— start —

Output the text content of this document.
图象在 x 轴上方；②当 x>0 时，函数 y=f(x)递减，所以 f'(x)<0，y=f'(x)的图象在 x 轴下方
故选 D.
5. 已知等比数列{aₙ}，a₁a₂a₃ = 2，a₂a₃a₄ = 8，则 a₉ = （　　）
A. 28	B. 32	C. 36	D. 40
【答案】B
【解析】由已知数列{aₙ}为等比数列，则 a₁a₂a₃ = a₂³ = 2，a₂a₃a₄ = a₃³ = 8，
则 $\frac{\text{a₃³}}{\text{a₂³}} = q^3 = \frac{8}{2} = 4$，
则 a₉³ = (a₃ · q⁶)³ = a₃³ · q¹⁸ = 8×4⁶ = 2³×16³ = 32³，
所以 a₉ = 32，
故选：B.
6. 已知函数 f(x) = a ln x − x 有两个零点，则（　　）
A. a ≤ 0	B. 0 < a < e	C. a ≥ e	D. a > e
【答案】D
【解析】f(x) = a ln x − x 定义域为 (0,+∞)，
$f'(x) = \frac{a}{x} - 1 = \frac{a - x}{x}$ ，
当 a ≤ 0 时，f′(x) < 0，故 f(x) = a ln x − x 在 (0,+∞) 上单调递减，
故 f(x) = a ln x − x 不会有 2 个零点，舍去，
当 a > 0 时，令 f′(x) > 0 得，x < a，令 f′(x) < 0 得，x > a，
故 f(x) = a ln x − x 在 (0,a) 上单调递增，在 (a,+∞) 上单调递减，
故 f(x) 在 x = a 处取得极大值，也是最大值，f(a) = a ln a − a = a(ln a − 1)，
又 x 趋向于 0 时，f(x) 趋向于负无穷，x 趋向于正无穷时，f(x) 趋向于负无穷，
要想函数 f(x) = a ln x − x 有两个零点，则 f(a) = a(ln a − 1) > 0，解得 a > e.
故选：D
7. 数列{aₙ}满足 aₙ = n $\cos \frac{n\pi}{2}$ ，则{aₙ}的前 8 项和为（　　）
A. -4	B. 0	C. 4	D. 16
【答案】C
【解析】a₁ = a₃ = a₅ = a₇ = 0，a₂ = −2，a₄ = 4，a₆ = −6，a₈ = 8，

— end —

» **Work to complete**: The listing above must be transcribed exactly, line by line.

» **Task answer**:
Output the text content of this document.
图象在 x 轴上方；②当 x>0 时，函数 y=f(x)递减，所以 f'(x)<0，y=f'(x)的图象在 x 轴下方
故选 D.
5. 已知等比数列{aₙ}，a₁a₂a₃ = 2，a₂a₃a₄ = 8，则 a₉ = （　　）
A. 28	B. 32	C. 36	D. 40
【答案】B
【解析】由已知数列{aₙ}为等比数列，则 a₁a₂a₃ = a₂³ = 2，a₂a₃a₄ = a₃³ = 8，
则 $\frac{\text{a₃³}}{\text{a₂³}} = q^3 = \frac{8}{2} = 4$，
则 a₉³ = (a₃ · q⁶)³ = a₃³ · q¹⁸ = 8×4⁶ = 2³×16³ = 32³，
所以 a₉ = 32，
故选：B.
6. 已知函数 f(x) = a ln x − x 有两个零点，则（　　）
A. a ≤ 0	B. 0 < a < e	C. a ≥ e	D. a > e
【答案】D
【解析】f(x) = a ln x − x 定义域为 (0,+∞)，
$f'(x) = \frac{a}{x} - 1 = \frac{a - x}{x}$ ，
当 a ≤ 0 时，f′(x) < 0，故 f(x) = a ln x − x 在 (0,+∞) 上单调递减，
故 f(x) = a ln x − x 不会有 2 个零点，舍去，
当 a > 0 时，令 f′(x) > 0 得，x < a，令 f′(x) < 0 得，x > a，
故 f(x) = a ln x − x 在 (0,a) 上单调递增，在 (a,+∞) 上单调递减，
故 f(x) 在 x = a 处取得极大值，也是最大值，f(a) = a ln a − a = a(ln a − 1)，
又 x 趋向于 0 时，f(x) 趋向于负无穷，x 趋向于正无穷时，f(x) 趋向于负无穷，
要想函数 f(x) = a ln x − x 有两个零点，则 f(a) = a(ln a − 1) > 0，解得 a > e.
故选：D
7. 数列{aₙ}满足 aₙ = n $\cos \frac{n\pi}{2}$ ，则{aₙ}的前 8 项和为（　　）
A. -4	B. 0	C. 4	D. 16
【答案】C
【解析】a₁ = a₃ = a₅ = a₇ = 0，a₂ = −2，a₄ = 4，a₆ = −6，a₈ = 8，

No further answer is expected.